## RECORDS FOR PROCESSING
************
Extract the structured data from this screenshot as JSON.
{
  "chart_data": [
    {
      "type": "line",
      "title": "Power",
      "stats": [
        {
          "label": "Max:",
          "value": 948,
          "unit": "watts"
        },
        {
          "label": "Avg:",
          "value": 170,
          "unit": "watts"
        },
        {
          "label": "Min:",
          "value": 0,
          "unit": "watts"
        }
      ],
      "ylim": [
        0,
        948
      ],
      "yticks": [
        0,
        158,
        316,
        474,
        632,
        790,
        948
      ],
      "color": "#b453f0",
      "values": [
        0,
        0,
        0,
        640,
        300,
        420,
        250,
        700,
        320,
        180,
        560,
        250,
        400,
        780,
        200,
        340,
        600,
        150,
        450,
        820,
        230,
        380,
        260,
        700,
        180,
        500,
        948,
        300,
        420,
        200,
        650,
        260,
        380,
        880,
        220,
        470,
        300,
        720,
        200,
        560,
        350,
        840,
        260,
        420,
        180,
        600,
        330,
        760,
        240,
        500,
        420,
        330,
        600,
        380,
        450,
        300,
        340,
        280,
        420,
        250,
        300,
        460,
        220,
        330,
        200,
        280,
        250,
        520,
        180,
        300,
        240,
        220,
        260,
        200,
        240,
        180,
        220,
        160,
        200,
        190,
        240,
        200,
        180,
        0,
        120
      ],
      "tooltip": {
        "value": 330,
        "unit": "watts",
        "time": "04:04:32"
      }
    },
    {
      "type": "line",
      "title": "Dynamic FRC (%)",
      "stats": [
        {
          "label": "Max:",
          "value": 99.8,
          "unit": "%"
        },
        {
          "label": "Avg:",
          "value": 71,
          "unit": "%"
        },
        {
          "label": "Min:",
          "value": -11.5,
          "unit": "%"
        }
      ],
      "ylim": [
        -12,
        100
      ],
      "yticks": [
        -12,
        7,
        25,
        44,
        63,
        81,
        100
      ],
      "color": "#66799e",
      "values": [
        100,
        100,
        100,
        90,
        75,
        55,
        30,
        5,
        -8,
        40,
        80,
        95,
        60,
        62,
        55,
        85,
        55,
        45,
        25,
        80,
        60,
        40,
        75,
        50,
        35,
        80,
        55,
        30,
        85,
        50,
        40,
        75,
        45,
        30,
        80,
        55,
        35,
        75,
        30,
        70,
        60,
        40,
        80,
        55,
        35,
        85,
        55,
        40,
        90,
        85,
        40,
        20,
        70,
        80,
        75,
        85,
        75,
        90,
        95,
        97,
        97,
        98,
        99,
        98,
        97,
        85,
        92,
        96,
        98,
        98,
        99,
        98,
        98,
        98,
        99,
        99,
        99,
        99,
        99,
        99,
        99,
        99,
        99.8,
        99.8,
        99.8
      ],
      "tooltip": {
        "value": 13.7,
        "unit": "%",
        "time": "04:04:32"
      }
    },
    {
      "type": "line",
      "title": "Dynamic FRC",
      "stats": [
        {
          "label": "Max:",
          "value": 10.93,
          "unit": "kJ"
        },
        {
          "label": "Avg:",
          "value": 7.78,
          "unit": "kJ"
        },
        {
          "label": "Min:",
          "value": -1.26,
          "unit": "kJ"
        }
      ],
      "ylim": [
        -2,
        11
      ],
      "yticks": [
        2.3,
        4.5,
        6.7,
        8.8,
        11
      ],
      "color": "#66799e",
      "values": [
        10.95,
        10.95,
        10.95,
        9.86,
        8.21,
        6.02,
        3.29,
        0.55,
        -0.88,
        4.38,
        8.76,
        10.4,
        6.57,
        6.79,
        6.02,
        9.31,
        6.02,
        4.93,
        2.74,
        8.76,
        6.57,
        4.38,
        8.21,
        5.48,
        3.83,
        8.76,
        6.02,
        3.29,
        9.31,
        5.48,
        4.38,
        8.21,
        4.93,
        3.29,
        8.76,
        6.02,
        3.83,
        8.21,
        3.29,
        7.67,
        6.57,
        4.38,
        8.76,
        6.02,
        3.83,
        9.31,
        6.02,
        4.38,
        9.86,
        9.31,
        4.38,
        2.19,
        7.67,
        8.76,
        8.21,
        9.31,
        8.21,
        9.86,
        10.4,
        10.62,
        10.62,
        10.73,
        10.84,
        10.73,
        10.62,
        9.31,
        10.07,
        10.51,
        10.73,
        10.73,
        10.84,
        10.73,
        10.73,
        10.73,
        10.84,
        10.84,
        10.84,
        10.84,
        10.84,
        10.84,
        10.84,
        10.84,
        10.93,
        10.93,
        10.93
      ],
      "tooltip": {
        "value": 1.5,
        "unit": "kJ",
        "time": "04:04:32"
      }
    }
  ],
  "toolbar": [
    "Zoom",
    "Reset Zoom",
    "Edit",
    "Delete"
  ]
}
************
## WHAT IS ASKED
Go over the entries above and say how many lines hold the string "title", with no other text.

## FINISHED ANSWER
3